▶ _REQUIREMENT_: Write out the entries verbatim and leave the images out of the copy.

[Records contained in a dataset]
###

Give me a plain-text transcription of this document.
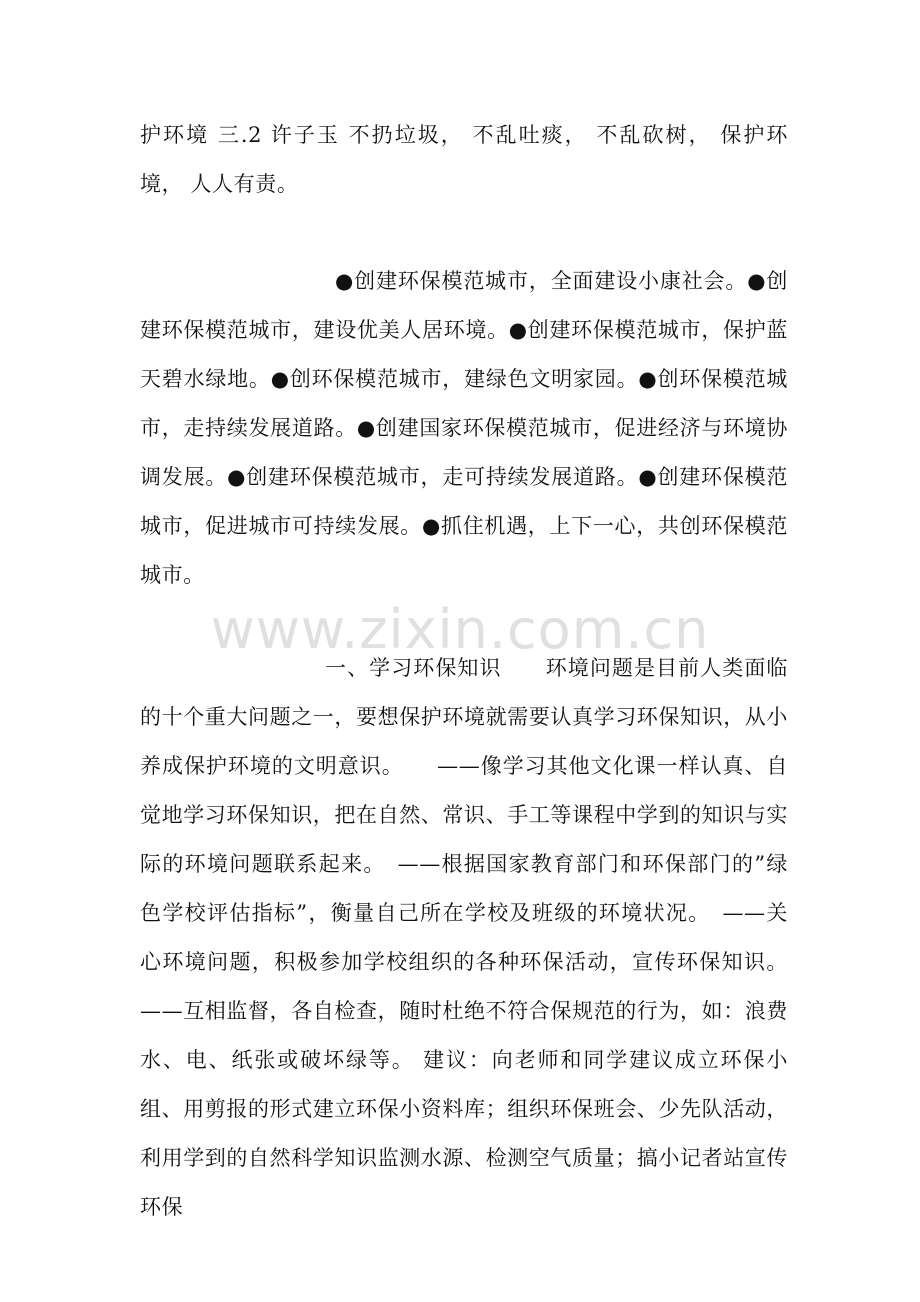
护环境 三.2 许子玉 不扔垃圾， 不乱吐痰， 不乱砍树， 保护环境， 人人有责。

●创建环保模范城市，全面建设小康社会。●创建环保模范城市，建设优美人居环境。●创建环保模范城市，保护蓝天碧水绿地。●创环保模范城市，建绿色文明家园。●创环保模范城市，走持续发展道路。●创建国家环保模范城市，促进经济与环境协调发展。●创建环保模范城市，走可持续发展道路。●创建环保模范城市，促进城市可持续发展。●抓住机遇，上下一心，共创环保模范城市。

www.zixin.com.cn

一、学习环保知识　　环境问题是目前人类面临的十个重大问题之一，要想保护环境就需要认真学习环保知识，从小养成保护环境的文明意识。　　——像学习其他文化课一样认真、自觉地学习环保知识，把在自然、常识、手工等课程中学到的知识与实际的环境问题联系起来。　——根据国家教育部门和环保部门的”绿色学校评估指标”，衡量自己所在学校及班级的环境状况。　——关心环境问题，积极参加学校组织的各种环保活动，宣传环保知识。——互相监督，各自检查，随时杜绝不符合保规范的行为，如：浪费水、电、纸张或破坏绿等。 建议：向老师和同学建议成立环保小组、用剪报的形式建立环保小资料库；组织环保班会、少先队活动，利用学到的自然科学知识监测水源、检测空气质量；搞小记者站宣传环保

###

▶ _EXERCISE RESULT_:
Give me a plain-text transcription of this document.
护环境 三.2 许子玉 不扔垃圾， 不乱吐痰， 不乱砍树， 保护环境， 人人有责。

●创建环保模范城市，全面建设小康社会。●创建环保模范城市，建设优美人居环境。●创建环保模范城市，保护蓝天碧水绿地。●创环保模范城市，建绿色文明家园。●创环保模范城市，走持续发展道路。●创建国家环保模范城市，促进经济与环境协调发展。●创建环保模范城市，走可持续发展道路。●创建环保模范城市，促进城市可持续发展。●抓住机遇，上下一心，共创环保模范城市。

www.zixin.com.cn

一、学习环保知识　　环境问题是目前人类面临的十个重大问题之一，要想保护环境就需要认真学习环保知识，从小养成保护环境的文明意识。　　——像学习其他文化课一样认真、自觉地学习环保知识，把在自然、常识、手工等课程中学到的知识与实际的环境问题联系起来。　——根据国家教育部门和环保部门的”绿色学校评估指标”，衡量自己所在学校及班级的环境状况。　——关心环境问题，积极参加学校组织的各种环保活动，宣传环保知识。——互相监督，各自检查，随时杜绝不符合保规范的行为，如：浪费水、电、纸张或破坏绿等。 建议：向老师和同学建议成立环保小组、用剪报的形式建立环保小资料库；组织环保班会、少先队活动，利用学到的自然科学知识监测水源、检测空气质量；搞小记者站宣传环保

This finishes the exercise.